BRIEF »
Transcribe the entries exactly; images are not part of the copy.

Data entries:

Start

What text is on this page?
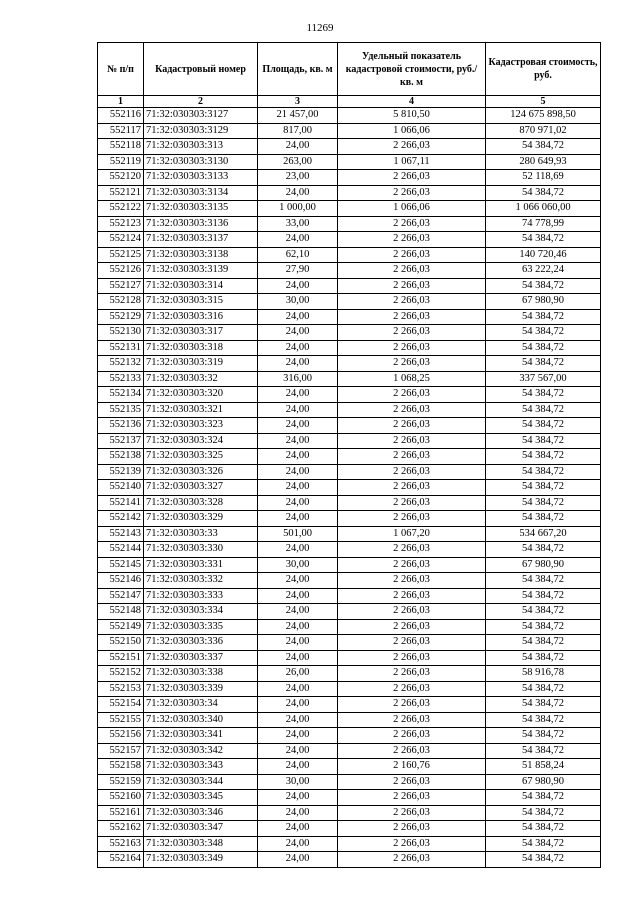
11269
№ п/п	Кадастровый номер	Площадь, кв. м	Удельный показатель кадастровой стоимости, руб./кв. м	Кадастровая стоимость, руб.
1	2	3	4	5
552116	71:32:030303:3127	21 457,00	5 810,50	124 675 898,50
552117	71:32:030303:3129	817,00	1 066,06	870 971,02
552118	71:32:030303:313	24,00	2 266,03	54 384,72
552119	71:32:030303:3130	263,00	1 067,11	280 649,93
552120	71:32:030303:3133	23,00	2 266,03	52 118,69
552121	71:32:030303:3134	24,00	2 266,03	54 384,72
552122	71:32:030303:3135	1 000,00	1 066,06	1 066 060,00
552123	71:32:030303:3136	33,00	2 266,03	74 778,99
552124	71:32:030303:3137	24,00	2 266,03	54 384,72
552125	71:32:030303:3138	62,10	2 266,03	140 720,46
552126	71:32:030303:3139	27,90	2 266,03	63 222,24
552127	71:32:030303:314	24,00	2 266,03	54 384,72
552128	71:32:030303:315	30,00	2 266,03	67 980,90
552129	71:32:030303:316	24,00	2 266,03	54 384,72
552130	71:32:030303:317	24,00	2 266,03	54 384,72
552131	71:32:030303:318	24,00	2 266,03	54 384,72
552132	71:32:030303:319	24,00	2 266,03	54 384,72
552133	71:32:030303:32	316,00	1 068,25	337 567,00
552134	71:32:030303:320	24,00	2 266,03	54 384,72
552135	71:32:030303:321	24,00	2 266,03	54 384,72
552136	71:32:030303:323	24,00	2 266,03	54 384,72
552137	71:32:030303:324	24,00	2 266,03	54 384,72
552138	71:32:030303:325	24,00	2 266,03	54 384,72
552139	71:32:030303:326	24,00	2 266,03	54 384,72
552140	71:32:030303:327	24,00	2 266,03	54 384,72
552141	71:32:030303:328	24,00	2 266,03	54 384,72
552142	71:32:030303:329	24,00	2 266,03	54 384,72
552143	71:32:030303:33	501,00	1 067,20	534 667,20
552144	71:32:030303:330	24,00	2 266,03	54 384,72
552145	71:32:030303:331	30,00	2 266,03	67 980,90
552146	71:32:030303:332	24,00	2 266,03	54 384,72
552147	71:32:030303:333	24,00	2 266,03	54 384,72
552148	71:32:030303:334	24,00	2 266,03	54 384,72
552149	71:32:030303:335	24,00	2 266,03	54 384,72
552150	71:32:030303:336	24,00	2 266,03	54 384,72
552151	71:32:030303:337	24,00	2 266,03	54 384,72
552152	71:32:030303:338	26,00	2 266,03	58 916,78
552153	71:32:030303:339	24,00	2 266,03	54 384,72
552154	71:32:030303:34	24,00	2 266,03	54 384,72
552155	71:32:030303:340	24,00	2 266,03	54 384,72
552156	71:32:030303:341	24,00	2 266,03	54 384,72
552157	71:32:030303:342	24,00	2 266,03	54 384,72
552158	71:32:030303:343	24,00	2 160,76	51 858,24
552159	71:32:030303:344	30,00	2 266,03	67 980,90
552160	71:32:030303:345	24,00	2 266,03	54 384,72
552161	71:32:030303:346	24,00	2 266,03	54 384,72
552162	71:32:030303:347	24,00	2 266,03	54 384,72
552163	71:32:030303:348	24,00	2 266,03	54 384,72
552164	71:32:030303:349	24,00	2 266,03	54 384,72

End

THE COMPLETED TASK »
What text is on this page?
11269
№ п/п	Кадастровый номер	Площадь, кв. м	Удельный показатель кадастровой стоимости, руб./кв. м	Кадастровая стоимость, руб.
1	2	3	4	5
552116	71:32:030303:3127	21 457,00	5 810,50	124 675 898,50
552117	71:32:030303:3129	817,00	1 066,06	870 971,02
552118	71:32:030303:313	24,00	2 266,03	54 384,72
552119	71:32:030303:3130	263,00	1 067,11	280 649,93
552120	71:32:030303:3133	23,00	2 266,03	52 118,69
552121	71:32:030303:3134	24,00	2 266,03	54 384,72
552122	71:32:030303:3135	1 000,00	1 066,06	1 066 060,00
552123	71:32:030303:3136	33,00	2 266,03	74 778,99
552124	71:32:030303:3137	24,00	2 266,03	54 384,72
552125	71:32:030303:3138	62,10	2 266,03	140 720,46
552126	71:32:030303:3139	27,90	2 266,03	63 222,24
552127	71:32:030303:314	24,00	2 266,03	54 384,72
552128	71:32:030303:315	30,00	2 266,03	67 980,90
552129	71:32:030303:316	24,00	2 266,03	54 384,72
552130	71:32:030303:317	24,00	2 266,03	54 384,72
552131	71:32:030303:318	24,00	2 266,03	54 384,72
552132	71:32:030303:319	24,00	2 266,03	54 384,72
552133	71:32:030303:32	316,00	1 068,25	337 567,00
552134	71:32:030303:320	24,00	2 266,03	54 384,72
552135	71:32:030303:321	24,00	2 266,03	54 384,72
552136	71:32:030303:323	24,00	2 266,03	54 384,72
552137	71:32:030303:324	24,00	2 266,03	54 384,72
552138	71:32:030303:325	24,00	2 266,03	54 384,72
552139	71:32:030303:326	24,00	2 266,03	54 384,72
552140	71:32:030303:327	24,00	2 266,03	54 384,72
552141	71:32:030303:328	24,00	2 266,03	54 384,72
552142	71:32:030303:329	24,00	2 266,03	54 384,72
552143	71:32:030303:33	501,00	1 067,20	534 667,20
552144	71:32:030303:330	24,00	2 266,03	54 384,72
552145	71:32:030303:331	30,00	2 266,03	67 980,90
552146	71:32:030303:332	24,00	2 266,03	54 384,72
552147	71:32:030303:333	24,00	2 266,03	54 384,72
552148	71:32:030303:334	24,00	2 266,03	54 384,72
552149	71:32:030303:335	24,00	2 266,03	54 384,72
552150	71:32:030303:336	24,00	2 266,03	54 384,72
552151	71:32:030303:337	24,00	2 266,03	54 384,72
552152	71:32:030303:338	26,00	2 266,03	58 916,78
552153	71:32:030303:339	24,00	2 266,03	54 384,72
552154	71:32:030303:34	24,00	2 266,03	54 384,72
552155	71:32:030303:340	24,00	2 266,03	54 384,72
552156	71:32:030303:341	24,00	2 266,03	54 384,72
552157	71:32:030303:342	24,00	2 266,03	54 384,72
552158	71:32:030303:343	24,00	2 160,76	51 858,24
552159	71:32:030303:344	30,00	2 266,03	67 980,90
552160	71:32:030303:345	24,00	2 266,03	54 384,72
552161	71:32:030303:346	24,00	2 266,03	54 384,72
552162	71:32:030303:347	24,00	2 266,03	54 384,72
552163	71:32:030303:348	24,00	2 266,03	54 384,72
552164	71:32:030303:349	24,00	2 266,03	54 384,72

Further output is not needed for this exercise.